== Data for processing ==

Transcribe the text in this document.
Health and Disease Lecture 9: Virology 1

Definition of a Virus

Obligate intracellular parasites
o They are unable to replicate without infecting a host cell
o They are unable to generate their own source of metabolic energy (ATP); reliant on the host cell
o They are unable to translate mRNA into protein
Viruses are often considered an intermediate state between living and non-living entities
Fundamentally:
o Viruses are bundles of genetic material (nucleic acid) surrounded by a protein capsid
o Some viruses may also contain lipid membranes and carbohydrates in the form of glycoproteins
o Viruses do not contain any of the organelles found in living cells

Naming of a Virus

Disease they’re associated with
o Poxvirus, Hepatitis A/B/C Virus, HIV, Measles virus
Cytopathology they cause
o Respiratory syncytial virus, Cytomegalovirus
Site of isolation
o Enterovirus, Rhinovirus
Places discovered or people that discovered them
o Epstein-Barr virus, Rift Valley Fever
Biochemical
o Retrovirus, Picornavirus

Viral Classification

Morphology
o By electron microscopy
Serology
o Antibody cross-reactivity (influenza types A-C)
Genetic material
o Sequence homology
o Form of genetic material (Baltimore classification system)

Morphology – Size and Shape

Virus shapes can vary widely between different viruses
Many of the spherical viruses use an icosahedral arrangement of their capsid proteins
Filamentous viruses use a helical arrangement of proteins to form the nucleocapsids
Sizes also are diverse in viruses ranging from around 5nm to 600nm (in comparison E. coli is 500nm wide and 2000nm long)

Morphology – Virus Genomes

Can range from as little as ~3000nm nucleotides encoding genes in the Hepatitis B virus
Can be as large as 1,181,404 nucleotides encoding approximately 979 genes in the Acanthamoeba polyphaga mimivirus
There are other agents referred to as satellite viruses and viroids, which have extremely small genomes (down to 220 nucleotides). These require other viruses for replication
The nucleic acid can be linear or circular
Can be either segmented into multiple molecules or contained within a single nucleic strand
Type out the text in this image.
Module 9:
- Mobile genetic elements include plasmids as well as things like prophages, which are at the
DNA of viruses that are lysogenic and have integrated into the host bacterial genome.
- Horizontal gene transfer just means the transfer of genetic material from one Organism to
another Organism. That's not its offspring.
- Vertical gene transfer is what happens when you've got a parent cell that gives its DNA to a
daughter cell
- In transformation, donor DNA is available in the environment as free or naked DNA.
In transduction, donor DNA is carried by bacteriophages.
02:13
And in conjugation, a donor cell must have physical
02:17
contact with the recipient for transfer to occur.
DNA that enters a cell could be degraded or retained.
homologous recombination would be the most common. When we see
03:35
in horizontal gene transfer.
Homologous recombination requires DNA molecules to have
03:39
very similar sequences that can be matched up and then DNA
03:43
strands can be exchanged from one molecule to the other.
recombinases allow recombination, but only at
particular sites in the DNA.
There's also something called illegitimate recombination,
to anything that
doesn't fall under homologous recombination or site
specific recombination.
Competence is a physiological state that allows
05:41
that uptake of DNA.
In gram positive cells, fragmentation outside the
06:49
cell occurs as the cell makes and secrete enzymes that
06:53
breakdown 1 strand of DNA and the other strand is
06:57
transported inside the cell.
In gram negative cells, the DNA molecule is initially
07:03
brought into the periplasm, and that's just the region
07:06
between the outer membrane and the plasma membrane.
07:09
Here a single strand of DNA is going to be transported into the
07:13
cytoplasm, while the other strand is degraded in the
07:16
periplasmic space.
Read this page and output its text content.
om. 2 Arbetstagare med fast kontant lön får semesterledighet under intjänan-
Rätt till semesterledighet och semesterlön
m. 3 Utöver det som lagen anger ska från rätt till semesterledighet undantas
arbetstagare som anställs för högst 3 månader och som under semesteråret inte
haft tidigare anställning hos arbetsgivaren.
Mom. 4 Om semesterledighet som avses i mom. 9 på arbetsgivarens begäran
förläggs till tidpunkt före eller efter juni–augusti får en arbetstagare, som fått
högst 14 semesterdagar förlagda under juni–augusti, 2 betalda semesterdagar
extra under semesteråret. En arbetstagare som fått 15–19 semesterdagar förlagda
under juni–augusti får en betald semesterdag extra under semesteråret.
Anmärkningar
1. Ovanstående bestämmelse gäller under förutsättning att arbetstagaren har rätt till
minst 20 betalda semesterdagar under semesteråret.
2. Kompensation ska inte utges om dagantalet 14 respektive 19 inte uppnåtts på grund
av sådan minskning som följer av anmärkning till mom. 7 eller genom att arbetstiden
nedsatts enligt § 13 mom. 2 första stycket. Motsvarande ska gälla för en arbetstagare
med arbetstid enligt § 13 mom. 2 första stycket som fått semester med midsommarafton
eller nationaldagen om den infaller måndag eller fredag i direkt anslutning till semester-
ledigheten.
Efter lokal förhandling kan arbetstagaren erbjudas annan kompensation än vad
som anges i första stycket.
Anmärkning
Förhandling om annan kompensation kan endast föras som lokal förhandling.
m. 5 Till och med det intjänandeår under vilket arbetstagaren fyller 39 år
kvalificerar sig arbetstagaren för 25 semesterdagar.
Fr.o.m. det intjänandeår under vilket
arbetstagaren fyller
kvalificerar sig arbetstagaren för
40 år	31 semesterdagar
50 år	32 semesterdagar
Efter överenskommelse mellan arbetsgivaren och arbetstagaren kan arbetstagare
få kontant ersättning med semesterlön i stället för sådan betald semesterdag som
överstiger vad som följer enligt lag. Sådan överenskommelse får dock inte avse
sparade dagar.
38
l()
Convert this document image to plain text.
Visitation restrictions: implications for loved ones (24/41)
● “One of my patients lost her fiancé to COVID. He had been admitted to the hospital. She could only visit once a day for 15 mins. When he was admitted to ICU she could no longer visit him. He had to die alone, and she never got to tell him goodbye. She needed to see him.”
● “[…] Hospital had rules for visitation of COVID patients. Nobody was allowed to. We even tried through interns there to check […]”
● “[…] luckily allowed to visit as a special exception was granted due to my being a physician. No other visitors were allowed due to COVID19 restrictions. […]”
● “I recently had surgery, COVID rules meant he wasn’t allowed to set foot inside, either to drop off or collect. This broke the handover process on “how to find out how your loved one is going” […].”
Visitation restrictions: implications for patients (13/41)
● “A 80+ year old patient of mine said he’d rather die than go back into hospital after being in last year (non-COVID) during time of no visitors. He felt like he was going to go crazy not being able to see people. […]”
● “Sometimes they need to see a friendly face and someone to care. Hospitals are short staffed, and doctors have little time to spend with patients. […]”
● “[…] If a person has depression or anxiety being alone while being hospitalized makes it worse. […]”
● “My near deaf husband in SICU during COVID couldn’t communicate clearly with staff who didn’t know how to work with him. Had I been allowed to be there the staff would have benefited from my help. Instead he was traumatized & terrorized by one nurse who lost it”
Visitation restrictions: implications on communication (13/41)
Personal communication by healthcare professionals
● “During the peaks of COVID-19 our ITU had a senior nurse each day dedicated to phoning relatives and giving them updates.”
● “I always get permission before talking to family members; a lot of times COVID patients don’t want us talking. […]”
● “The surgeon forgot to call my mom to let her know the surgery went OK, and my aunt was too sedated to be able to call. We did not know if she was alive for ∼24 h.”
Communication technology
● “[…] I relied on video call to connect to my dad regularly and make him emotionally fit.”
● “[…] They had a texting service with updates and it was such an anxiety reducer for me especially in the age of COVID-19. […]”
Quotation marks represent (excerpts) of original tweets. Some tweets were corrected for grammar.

===

Show, from the listing above, each line that contains the word "encoding".

Solution to the problem ▸
Can range from as little as ~3000nm nucleotides encoding genes in the Hepatitis B virus
Can be as large as 1,181,404 nucleotides encoding approximately 979 genes in the Acanthamoeba polyphaga mimivirus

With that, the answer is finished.